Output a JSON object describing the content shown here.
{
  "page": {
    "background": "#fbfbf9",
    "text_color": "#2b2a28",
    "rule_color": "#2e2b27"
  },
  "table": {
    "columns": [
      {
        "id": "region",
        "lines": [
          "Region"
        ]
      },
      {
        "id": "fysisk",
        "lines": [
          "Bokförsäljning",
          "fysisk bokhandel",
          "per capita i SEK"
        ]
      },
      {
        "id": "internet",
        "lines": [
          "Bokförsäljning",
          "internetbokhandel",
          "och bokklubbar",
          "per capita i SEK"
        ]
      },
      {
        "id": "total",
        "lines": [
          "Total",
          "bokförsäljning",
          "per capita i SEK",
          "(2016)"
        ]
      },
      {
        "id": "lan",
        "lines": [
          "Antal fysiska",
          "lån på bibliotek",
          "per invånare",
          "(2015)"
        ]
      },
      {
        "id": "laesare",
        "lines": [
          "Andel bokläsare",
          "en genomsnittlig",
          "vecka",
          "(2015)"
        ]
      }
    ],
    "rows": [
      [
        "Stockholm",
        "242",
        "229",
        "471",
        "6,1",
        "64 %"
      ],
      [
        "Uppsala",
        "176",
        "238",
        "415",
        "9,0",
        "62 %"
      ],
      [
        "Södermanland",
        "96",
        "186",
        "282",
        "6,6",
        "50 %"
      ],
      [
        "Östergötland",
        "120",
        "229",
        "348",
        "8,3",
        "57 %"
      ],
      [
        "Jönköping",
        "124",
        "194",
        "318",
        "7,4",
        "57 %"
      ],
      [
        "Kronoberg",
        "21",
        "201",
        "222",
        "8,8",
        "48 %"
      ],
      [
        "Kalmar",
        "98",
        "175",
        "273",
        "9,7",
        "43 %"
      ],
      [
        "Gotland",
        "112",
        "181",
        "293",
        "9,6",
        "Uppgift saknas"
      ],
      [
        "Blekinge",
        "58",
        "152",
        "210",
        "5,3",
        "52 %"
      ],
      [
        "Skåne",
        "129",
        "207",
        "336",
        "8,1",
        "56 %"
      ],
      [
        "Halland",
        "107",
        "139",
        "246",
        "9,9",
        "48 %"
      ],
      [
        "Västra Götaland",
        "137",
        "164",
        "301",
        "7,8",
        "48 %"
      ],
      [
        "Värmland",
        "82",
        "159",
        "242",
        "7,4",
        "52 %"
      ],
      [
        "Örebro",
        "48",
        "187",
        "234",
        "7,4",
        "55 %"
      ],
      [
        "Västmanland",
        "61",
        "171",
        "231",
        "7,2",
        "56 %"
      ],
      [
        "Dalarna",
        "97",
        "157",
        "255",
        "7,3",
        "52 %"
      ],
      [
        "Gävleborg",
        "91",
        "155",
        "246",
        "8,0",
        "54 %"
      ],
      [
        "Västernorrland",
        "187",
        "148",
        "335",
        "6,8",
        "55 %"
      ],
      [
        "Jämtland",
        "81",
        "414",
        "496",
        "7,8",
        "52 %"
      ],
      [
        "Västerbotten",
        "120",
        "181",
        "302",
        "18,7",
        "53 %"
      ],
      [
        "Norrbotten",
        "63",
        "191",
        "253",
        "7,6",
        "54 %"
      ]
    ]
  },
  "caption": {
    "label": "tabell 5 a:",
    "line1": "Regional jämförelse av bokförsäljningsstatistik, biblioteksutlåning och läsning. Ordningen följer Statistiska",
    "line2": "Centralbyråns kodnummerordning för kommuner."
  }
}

TASK BRIEF
Would you transcribe the records above exactly, leaving nothing out?

OUTPUT FOR THIS TASK
Output a JSON object describing the content shown here.
{
  "page": {
    "background": "#fbfbf9",
    "text_color": "#2b2a28",
    "rule_color": "#2e2b27"
  },
  "table": {
    "columns": [
      {
        "id": "region",
        "lines": [
          "Region"
        ]
      },
      {
        "id": "fysisk",
        "lines": [
          "Bokförsäljning",
          "fysisk bokhandel",
          "per capita i SEK"
        ]
      },
      {
        "id": "internet",
        "lines": [
          "Bokförsäljning",
          "internetbokhandel",
          "och bokklubbar",
          "per capita i SEK"
        ]
      },
      {
        "id": "total",
        "lines": [
          "Total",
          "bokförsäljning",
          "per capita i SEK",
          "(2016)"
        ]
      },
      {
        "id": "lan",
        "lines": [
          "Antal fysiska",
          "lån på bibliotek",
          "per invånare",
          "(2015)"
        ]
      },
      {
        "id": "laesare",
        "lines": [
          "Andel bokläsare",
          "en genomsnittlig",
          "vecka",
          "(2015)"
        ]
      }
    ],
    "rows": [
      [
        "Stockholm",
        "242",
        "229",
        "471",
        "6,1",
        "64 %"
      ],
      [
        "Uppsala",
        "176",
        "238",
        "415",
        "9,0",
        "62 %"
      ],
      [
        "Södermanland",
        "96",
        "186",
        "282",
        "6,6",
        "50 %"
      ],
      [
        "Östergötland",
        "120",
        "229",
        "348",
        "8,3",
        "57 %"
      ],
      [
        "Jönköping",
        "124",
        "194",
        "318",
        "7,4",
        "57 %"
      ],
      [
        "Kronoberg",
        "21",
        "201",
        "222",
        "8,8",
        "48 %"
      ],
      [
        "Kalmar",
        "98",
        "175",
        "273",
        "9,7",
        "43 %"
      ],
      [
        "Gotland",
        "112",
        "181",
        "293",
        "9,6",
        "Uppgift saknas"
      ],
      [
        "Blekinge",
        "58",
        "152",
        "210",
        "5,3",
        "52 %"
      ],
      [
        "Skåne",
        "129",
        "207",
        "336",
        "8,1",
        "56 %"
      ],
      [
        "Halland",
        "107",
        "139",
        "246",
        "9,9",
        "48 %"
      ],
      [
        "Västra Götaland",
        "137",
        "164",
        "301",
        "7,8",
        "48 %"
      ],
      [
        "Värmland",
        "82",
        "159",
        "242",
        "7,4",
        "52 %"
      ],
      [
        "Örebro",
        "48",
        "187",
        "234",
        "7,4",
        "55 %"
      ],
      [
        "Västmanland",
        "61",
        "171",
        "231",
        "7,2",
        "56 %"
      ],
      [
        "Dalarna",
        "97",
        "157",
        "255",
        "7,3",
        "52 %"
      ],
      [
        "Gävleborg",
        "91",
        "155",
        "246",
        "8,0",
        "54 %"
      ],
      [
        "Västernorrland",
        "187",
        "148",
        "335",
        "6,8",
        "55 %"
      ],
      [
        "Jämtland",
        "81",
        "414",
        "496",
        "7,8",
        "52 %"
      ],
      [
        "Västerbotten",
        "120",
        "181",
        "302",
        "18,7",
        "53 %"
      ],
      [
        "Norrbotten",
        "63",
        "191",
        "253",
        "7,6",
        "54 %"
      ]
    ]
  },
  "caption": {
    "label": "tabell 5 a:",
    "line1": "Regional jämförelse av bokförsäljningsstatistik, biblioteksutlåning och läsning. Ordningen följer Statistiska",
    "line2": "Centralbyråns kodnummerordning för kommuner."
  }
}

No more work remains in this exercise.